Текст для чтения »
▼▼▼

Что же такое счастье? Счастливым можно быть, и идя под серым Питерским небом по улочкам и переулкам Васильевского острова, погружаясь в эту атмосферу тихой грусти, свойственной только Питеру, некой даже я бы сказала депрессивности, когда вроде день, но низкие свинцовые тучи над головой создают ощущения сумерек, и что вот-вот наступит вечер, а светло-голубые с белыми вкраплениями особняки прошлых столетий как будто уносят в прошлое – так и кажется, что сейчас из-за угла вывернет кавалер в шляпе-цилиндре и с тростью, со своей дамой в пышных платьях и с зонтиком, или что сзади раздастся цоканье копыт, и мимо пронесется удалая тройка, а разухабистый ямщик, сдвинув шапку набекрень, крикнет: «Эй, залётные!..», и карета умчится вдаль.
Этот запах Питера, слегка солоноватый запах моря, приносимый ветром с Финского залива, эта легкая грусть при взгляде на низкое хмурое темное небо, чуть моросящее дождем, вся эта атмосфера наполняет меня покоем, ощущением, что я дома, что всё хорошо, каким-то тихим счастьем. Так бы и гуляла по этим тихим улочкам, растворяясь в переплетенье времен, где прошлое соседствует с настоящим, а также и с будущим. Ну а потом, конечно, непременно уютная маленькая кухонька, желтый свет, льющийся из-под абажура, крепкий черный чай, обжигающе-горячий, варенье или конфитюр, и милый цветок на окне. Чтобы, озябнув от извечной питерской непогоды, прийти домой и ощутить тепло и уют домашнего очага.

▲▲▲

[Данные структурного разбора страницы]
▼▼▼

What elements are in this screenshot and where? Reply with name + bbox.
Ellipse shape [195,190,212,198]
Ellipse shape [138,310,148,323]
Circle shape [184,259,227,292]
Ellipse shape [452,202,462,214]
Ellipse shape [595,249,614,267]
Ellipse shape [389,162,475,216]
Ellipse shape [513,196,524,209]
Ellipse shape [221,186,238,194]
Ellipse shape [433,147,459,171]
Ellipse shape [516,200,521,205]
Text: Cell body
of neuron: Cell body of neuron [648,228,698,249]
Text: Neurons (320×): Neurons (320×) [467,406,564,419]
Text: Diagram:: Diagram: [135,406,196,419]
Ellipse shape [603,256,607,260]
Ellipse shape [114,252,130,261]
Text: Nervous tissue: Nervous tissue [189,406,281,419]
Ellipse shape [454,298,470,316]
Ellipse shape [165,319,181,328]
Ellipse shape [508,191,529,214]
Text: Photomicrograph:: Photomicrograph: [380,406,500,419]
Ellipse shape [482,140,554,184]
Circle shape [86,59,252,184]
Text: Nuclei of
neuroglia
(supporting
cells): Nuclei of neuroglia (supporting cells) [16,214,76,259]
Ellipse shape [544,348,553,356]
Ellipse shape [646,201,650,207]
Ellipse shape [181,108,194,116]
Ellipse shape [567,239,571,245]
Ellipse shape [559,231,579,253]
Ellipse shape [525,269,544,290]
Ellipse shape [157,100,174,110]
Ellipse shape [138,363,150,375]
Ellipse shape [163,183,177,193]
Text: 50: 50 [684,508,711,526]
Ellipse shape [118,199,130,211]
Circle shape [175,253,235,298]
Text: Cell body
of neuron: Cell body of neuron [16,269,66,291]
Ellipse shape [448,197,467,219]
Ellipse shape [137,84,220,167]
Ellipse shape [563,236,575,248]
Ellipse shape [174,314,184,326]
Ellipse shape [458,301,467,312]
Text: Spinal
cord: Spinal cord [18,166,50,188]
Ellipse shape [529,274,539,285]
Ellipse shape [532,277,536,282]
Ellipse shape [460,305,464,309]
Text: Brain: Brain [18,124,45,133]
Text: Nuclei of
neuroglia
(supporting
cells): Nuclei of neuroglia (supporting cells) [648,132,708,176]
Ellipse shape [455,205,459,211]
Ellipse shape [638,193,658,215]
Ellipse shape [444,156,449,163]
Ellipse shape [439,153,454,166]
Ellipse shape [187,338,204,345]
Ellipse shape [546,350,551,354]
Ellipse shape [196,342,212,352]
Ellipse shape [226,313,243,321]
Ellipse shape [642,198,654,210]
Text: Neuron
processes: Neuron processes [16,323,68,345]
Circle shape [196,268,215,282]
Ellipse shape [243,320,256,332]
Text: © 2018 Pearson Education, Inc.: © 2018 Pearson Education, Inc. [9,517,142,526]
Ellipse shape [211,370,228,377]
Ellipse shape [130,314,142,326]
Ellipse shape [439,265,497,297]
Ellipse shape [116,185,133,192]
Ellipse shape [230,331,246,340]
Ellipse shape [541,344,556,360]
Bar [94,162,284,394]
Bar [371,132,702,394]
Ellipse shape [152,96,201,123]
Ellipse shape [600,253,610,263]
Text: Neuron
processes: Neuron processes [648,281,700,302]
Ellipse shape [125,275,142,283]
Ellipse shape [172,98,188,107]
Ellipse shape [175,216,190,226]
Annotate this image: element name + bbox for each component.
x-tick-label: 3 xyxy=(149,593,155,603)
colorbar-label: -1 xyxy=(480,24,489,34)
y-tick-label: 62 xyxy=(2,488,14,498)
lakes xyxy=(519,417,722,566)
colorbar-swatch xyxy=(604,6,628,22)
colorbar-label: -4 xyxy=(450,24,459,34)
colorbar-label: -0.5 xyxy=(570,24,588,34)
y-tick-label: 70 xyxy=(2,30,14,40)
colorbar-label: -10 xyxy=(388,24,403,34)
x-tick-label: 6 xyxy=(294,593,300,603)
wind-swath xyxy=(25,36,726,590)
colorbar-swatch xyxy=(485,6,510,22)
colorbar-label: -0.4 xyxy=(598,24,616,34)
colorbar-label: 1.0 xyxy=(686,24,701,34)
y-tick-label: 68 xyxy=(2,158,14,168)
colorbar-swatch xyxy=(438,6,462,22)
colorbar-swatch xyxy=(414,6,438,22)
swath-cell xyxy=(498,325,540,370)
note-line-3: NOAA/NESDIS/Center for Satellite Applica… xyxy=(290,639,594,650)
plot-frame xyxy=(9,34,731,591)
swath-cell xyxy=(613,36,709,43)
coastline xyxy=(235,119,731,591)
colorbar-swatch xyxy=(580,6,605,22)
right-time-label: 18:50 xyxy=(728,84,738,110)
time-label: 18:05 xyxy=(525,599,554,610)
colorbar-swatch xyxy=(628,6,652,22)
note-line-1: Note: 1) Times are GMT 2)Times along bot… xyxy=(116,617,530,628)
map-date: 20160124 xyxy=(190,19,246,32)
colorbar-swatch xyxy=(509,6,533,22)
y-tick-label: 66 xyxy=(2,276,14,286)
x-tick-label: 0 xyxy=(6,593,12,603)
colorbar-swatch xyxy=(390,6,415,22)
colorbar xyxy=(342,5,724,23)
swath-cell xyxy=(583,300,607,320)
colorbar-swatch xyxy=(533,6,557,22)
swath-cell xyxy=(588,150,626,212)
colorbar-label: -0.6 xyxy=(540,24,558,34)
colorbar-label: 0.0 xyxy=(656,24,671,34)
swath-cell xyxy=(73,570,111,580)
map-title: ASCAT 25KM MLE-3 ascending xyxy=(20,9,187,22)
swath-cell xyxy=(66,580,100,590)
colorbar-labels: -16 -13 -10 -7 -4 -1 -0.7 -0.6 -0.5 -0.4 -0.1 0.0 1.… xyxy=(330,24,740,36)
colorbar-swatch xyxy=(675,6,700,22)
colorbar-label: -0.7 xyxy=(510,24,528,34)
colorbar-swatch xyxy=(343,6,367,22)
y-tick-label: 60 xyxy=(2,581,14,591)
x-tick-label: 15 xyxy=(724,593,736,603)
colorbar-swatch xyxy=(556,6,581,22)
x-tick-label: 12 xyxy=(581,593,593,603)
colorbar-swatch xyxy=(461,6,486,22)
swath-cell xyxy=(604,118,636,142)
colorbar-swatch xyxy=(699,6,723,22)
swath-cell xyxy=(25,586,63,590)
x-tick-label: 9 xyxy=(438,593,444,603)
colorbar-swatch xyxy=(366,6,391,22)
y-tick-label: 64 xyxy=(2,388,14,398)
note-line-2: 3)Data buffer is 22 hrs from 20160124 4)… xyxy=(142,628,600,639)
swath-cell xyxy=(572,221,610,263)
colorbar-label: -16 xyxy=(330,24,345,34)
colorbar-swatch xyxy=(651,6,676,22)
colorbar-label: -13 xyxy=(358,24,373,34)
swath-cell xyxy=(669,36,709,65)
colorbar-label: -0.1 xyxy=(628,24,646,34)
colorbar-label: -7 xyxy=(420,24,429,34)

▲▲▲

О задании »
Продолжите текст о счастье прогулок по Петербургу, приведенный перед листингом, начиная сразу после его последнего предложения.

Поле ответа »
И конечно, счастье – это любить. Любить мир, любить жизнь, любить свет, любить природу, любить всё прекрасное, любить людей. Любить окружающий мир, себя, как часть этого мира, и других, как несравненное чудо на Земле. Любовь бывает разная.
Любовь двоих – когда два сердца бьются вместе, когда едины и тела и души, и в радости, и в горе, и сливаясь вне времени-пространства, собою наполняют эту вечность иль бесконечность. Но как любовь хрупка – так тверды жизни срывы, что могут вмиг её, шутя, разрушить. И люди – в горе. Где же их мотивы? Где счастье? ...Может, старцев нам послушать?
Вот светлый дом. Какая это пустынь? Тут старец праведный живет. Уже бело его чело, морщинок сеть лик светлый обрамляет. И веет от него и светом и теплом.
Вот вера. Верь. Без Веры – человек потерян. В каких бы смыслах слово это ты не знал.
«Не сотвори себе кумира». Это точно. Кумир, иль идол – вот вам и нытьё. Уныние, сей грех порочный. Самоубийство фанов принесёт дурная весть, что умер их кумир. И с счастием ему не по дороге.
«Не упомянем всуе». Всё, что прекрасно – хрупко. Очень просто всё осквернить, опошлить, растоптать ногами, и ввергнуть в хаос беспросветных дней.
И из недели день – для мира горнего, для Света, для души, уже немало в нашем грешном мире.
А если плюнешь ты в отца и мать твою – заплачешь только на могиле. Но их уже ничто не возвратит, и горем будешь слепо ты убит.
Убьешь другого – словом, жестом, взглядом, или ножом, иль атомным снарядом – и счастье мимо тихо проплывет, ты не заметишь – и оно умрет.
А связь полов сегодня вне любви? Секс-оргии бездушных автоматов. В войне утопят мир, в бреду, в крови. Где будут только роботы-солдаты.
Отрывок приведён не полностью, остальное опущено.